begin

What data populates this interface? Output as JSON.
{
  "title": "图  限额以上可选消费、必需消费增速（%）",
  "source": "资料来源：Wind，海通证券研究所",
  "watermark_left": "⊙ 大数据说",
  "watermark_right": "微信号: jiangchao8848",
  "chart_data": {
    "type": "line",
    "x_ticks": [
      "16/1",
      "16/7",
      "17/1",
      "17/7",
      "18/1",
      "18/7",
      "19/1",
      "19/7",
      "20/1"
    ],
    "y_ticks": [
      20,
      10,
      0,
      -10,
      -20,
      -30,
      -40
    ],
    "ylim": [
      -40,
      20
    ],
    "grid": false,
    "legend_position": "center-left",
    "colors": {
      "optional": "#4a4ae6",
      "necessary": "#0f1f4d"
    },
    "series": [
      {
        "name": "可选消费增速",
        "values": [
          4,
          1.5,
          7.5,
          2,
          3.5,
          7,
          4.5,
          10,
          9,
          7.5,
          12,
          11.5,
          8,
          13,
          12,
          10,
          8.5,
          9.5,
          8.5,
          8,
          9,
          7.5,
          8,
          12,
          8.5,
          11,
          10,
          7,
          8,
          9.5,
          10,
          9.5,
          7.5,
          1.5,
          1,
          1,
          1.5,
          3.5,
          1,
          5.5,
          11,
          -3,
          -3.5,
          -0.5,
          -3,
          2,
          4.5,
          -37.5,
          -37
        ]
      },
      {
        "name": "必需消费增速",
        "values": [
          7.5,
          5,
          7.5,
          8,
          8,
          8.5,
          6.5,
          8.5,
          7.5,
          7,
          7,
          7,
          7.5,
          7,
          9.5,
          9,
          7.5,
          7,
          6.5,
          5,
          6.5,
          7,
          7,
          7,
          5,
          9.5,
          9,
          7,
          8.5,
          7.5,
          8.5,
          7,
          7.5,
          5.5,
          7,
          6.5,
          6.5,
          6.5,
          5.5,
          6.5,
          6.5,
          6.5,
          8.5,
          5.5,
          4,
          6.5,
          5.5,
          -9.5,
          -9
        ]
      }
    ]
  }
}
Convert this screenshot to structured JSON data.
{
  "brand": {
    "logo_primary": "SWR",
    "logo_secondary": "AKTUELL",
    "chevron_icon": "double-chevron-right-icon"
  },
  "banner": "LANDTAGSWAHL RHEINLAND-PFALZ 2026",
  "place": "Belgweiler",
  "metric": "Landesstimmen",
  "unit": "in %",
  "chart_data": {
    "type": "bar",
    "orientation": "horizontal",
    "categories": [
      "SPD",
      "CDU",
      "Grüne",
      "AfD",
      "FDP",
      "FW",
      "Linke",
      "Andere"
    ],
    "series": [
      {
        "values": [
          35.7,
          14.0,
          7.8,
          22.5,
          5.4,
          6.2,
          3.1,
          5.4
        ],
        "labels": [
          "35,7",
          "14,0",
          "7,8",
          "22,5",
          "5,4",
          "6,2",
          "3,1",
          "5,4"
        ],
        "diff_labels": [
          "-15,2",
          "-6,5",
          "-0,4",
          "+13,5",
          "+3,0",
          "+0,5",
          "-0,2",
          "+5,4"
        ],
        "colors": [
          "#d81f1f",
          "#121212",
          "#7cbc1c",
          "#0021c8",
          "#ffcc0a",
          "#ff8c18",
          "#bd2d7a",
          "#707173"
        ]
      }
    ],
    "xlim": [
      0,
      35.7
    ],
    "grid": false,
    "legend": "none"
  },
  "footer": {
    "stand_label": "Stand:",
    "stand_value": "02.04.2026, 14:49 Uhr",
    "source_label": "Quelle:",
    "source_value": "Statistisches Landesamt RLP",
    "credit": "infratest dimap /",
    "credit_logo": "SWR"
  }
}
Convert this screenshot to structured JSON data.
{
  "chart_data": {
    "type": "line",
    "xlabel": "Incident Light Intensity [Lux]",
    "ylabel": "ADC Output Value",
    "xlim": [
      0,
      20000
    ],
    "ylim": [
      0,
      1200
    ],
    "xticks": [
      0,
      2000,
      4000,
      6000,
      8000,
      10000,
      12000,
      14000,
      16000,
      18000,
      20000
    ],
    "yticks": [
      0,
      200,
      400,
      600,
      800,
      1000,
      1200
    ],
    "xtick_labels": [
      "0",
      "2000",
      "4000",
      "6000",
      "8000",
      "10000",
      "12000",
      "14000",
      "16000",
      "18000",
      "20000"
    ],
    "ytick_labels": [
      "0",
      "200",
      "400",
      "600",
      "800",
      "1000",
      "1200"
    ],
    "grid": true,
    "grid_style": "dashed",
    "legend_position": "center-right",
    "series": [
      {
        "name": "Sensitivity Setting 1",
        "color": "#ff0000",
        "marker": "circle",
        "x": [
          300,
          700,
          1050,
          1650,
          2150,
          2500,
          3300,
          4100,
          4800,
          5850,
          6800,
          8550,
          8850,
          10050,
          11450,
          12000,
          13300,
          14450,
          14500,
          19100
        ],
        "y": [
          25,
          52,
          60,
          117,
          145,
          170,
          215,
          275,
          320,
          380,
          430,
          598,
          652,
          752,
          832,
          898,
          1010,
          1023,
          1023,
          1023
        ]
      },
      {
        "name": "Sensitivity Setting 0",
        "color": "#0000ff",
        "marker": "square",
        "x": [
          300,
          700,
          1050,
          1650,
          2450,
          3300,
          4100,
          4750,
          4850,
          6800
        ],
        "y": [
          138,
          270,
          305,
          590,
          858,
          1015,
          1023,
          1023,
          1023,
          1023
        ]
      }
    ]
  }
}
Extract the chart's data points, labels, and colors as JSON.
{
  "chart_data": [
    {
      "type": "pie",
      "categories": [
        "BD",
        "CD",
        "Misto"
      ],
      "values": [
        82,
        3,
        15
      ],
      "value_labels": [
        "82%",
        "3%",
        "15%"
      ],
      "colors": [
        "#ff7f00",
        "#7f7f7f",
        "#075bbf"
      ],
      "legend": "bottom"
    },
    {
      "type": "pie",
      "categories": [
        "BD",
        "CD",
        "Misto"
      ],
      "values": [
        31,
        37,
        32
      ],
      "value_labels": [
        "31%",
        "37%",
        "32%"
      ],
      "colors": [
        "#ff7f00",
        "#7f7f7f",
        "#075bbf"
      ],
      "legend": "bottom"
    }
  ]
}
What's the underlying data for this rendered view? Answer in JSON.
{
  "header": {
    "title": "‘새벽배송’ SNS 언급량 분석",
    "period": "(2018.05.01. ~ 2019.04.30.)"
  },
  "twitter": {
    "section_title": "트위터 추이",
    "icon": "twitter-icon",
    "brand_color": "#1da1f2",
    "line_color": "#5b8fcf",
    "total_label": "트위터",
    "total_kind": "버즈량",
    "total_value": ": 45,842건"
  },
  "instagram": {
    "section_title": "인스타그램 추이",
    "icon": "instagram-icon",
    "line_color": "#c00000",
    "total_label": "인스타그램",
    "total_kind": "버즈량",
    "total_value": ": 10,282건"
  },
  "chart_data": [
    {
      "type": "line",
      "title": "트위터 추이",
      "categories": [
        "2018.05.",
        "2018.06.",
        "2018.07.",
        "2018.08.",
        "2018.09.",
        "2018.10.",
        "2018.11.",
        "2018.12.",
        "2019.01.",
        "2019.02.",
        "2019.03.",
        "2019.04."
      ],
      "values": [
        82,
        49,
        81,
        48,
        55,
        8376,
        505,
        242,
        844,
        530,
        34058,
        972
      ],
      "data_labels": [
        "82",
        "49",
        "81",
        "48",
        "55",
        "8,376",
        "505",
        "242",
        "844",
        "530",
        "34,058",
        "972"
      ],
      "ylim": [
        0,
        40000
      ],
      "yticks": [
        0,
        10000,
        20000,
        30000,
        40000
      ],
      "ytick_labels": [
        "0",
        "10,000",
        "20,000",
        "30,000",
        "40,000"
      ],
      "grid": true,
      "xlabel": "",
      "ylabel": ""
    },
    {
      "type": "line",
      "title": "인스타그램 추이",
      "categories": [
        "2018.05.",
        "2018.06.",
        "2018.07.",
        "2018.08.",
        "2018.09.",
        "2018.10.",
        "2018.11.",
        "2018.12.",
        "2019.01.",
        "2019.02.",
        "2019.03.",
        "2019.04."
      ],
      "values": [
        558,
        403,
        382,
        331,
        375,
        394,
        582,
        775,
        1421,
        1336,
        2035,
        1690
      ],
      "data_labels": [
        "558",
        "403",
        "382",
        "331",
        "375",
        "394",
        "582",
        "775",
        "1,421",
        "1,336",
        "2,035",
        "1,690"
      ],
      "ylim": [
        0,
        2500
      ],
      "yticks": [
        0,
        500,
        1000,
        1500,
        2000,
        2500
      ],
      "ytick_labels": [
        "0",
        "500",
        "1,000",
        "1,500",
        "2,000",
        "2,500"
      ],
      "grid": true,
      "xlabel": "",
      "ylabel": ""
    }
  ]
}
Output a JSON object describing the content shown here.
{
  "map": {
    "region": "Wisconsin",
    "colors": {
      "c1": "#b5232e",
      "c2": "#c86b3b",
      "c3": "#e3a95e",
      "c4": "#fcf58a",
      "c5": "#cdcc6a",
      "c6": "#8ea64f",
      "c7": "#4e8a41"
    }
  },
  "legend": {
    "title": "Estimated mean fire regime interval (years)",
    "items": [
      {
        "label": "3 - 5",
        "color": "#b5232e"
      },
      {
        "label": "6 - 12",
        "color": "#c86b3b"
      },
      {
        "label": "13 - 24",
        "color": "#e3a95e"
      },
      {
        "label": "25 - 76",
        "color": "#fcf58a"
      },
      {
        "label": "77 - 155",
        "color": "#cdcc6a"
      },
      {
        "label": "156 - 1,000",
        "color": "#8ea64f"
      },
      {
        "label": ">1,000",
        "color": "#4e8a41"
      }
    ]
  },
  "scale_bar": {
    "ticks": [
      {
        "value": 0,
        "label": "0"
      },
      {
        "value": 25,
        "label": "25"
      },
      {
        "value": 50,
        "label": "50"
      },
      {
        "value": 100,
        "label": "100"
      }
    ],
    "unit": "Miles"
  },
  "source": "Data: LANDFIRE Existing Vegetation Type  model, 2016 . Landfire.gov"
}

end

* **GOAL**
What is the number of lines in the records that contain the string "必需消费增速"? Give only that number.

* **SOLUTION TO THE PROBLEM**
2